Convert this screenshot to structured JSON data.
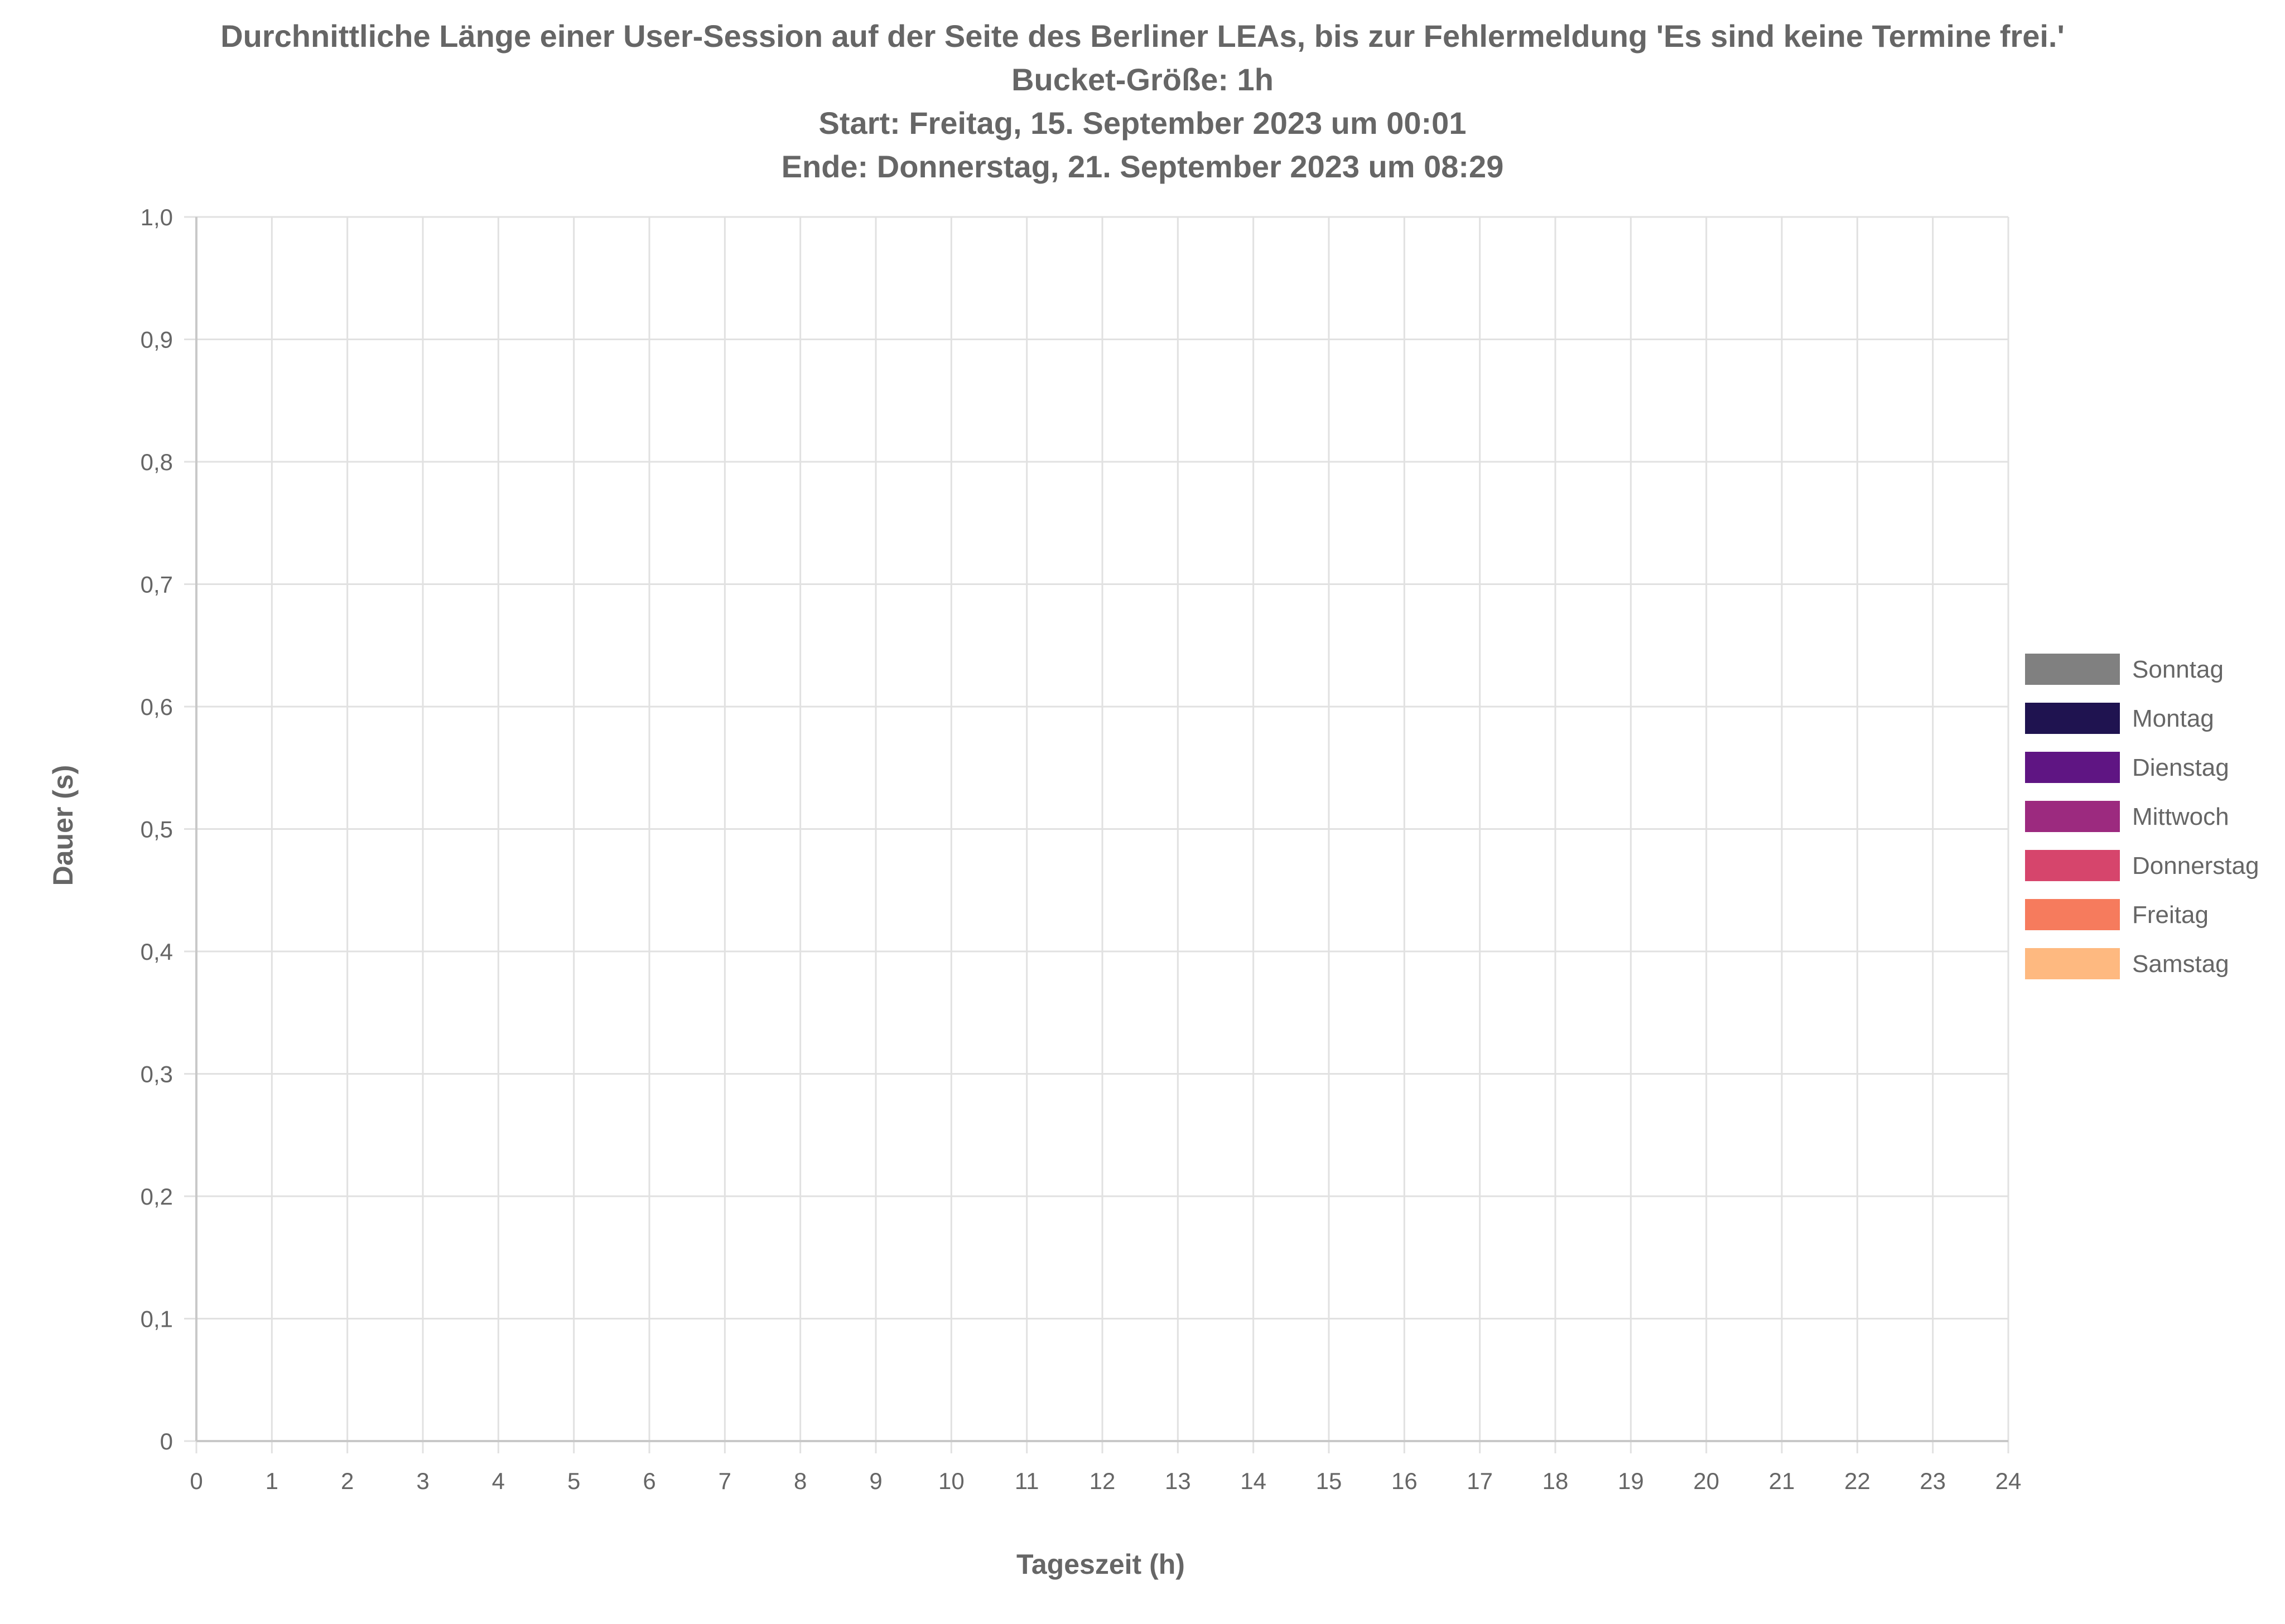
{
  "chart_data": {
    "type": "bar",
    "title": [
      "Durchnittliche Länge einer User-Session auf der Seite des Berliner LEAs, bis zur Fehlermeldung 'Es sind keine Termine frei.'",
      "Bucket-Größe: 1h",
      "Start: Freitag, 15. September 2023 um 00:01",
      "Ende: Donnerstag, 21. September 2023 um 08:29"
    ],
    "xlabel": "Tageszeit (h)",
    "ylabel": "Dauer (s)",
    "xlim": [
      0,
      24
    ],
    "ylim": [
      0,
      1
    ],
    "x_ticks": [
      "0",
      "1",
      "2",
      "3",
      "4",
      "5",
      "6",
      "7",
      "8",
      "9",
      "10",
      "11",
      "12",
      "13",
      "14",
      "15",
      "16",
      "17",
      "18",
      "19",
      "20",
      "21",
      "22",
      "23",
      "24"
    ],
    "y_ticks": [
      "0",
      "0,1",
      "0,2",
      "0,3",
      "0,4",
      "0,5",
      "0,6",
      "0,7",
      "0,8",
      "0,9",
      "1,0"
    ],
    "grid": true,
    "legend_position": "right",
    "series": [
      {
        "name": "Sonntag",
        "color": "#808080",
        "values": []
      },
      {
        "name": "Montag",
        "color": "#1f1350",
        "values": []
      },
      {
        "name": "Dienstag",
        "color": "#5f1583",
        "values": []
      },
      {
        "name": "Mittwoch",
        "color": "#9c2a7f",
        "values": []
      },
      {
        "name": "Donnerstag",
        "color": "#d6456c",
        "values": []
      },
      {
        "name": "Freitag",
        "color": "#f67b5d",
        "values": []
      },
      {
        "name": "Samstag",
        "color": "#feb980",
        "values": []
      }
    ]
  }
}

--*--

__EXERCISE REQUIREMENTS__:
Each record must be quoted in full and exactly. Do not include the pictures.

__ANSWER TO THE PROBLEM__:
Convert this screenshot to structured JSON data.
{
  "chart_data": {
    "type": "bar",
    "title": [
      "Durchnittliche Länge einer User-Session auf der Seite des Berliner LEAs, bis zur Fehlermeldung 'Es sind keine Termine frei.'",
      "Bucket-Größe: 1h",
      "Start: Freitag, 15. September 2023 um 00:01",
      "Ende: Donnerstag, 21. September 2023 um 08:29"
    ],
    "xlabel": "Tageszeit (h)",
    "ylabel": "Dauer (s)",
    "xlim": [
      0,
      24
    ],
    "ylim": [
      0,
      1
    ],
    "x_ticks": [
      "0",
      "1",
      "2",
      "3",
      "4",
      "5",
      "6",
      "7",
      "8",
      "9",
      "10",
      "11",
      "12",
      "13",
      "14",
      "15",
      "16",
      "17",
      "18",
      "19",
      "20",
      "21",
      "22",
      "23",
      "24"
    ],
    "y_ticks": [
      "0",
      "0,1",
      "0,2",
      "0,3",
      "0,4",
      "0,5",
      "0,6",
      "0,7",
      "0,8",
      "0,9",
      "1,0"
    ],
    "grid": true,
    "legend_position": "right",
    "series": [
      {
        "name": "Sonntag",
        "color": "#808080",
        "values": []
      },
      {
        "name": "Montag",
        "color": "#1f1350",
        "values": []
      },
      {
        "name": "Dienstag",
        "color": "#5f1583",
        "values": []
      },
      {
        "name": "Mittwoch",
        "color": "#9c2a7f",
        "values": []
      },
      {
        "name": "Donnerstag",
        "color": "#d6456c",
        "values": []
      },
      {
        "name": "Freitag",
        "color": "#f67b5d",
        "values": []
      },
      {
        "name": "Samstag",
        "color": "#feb980",
        "values": []
      }
    ]
  }
}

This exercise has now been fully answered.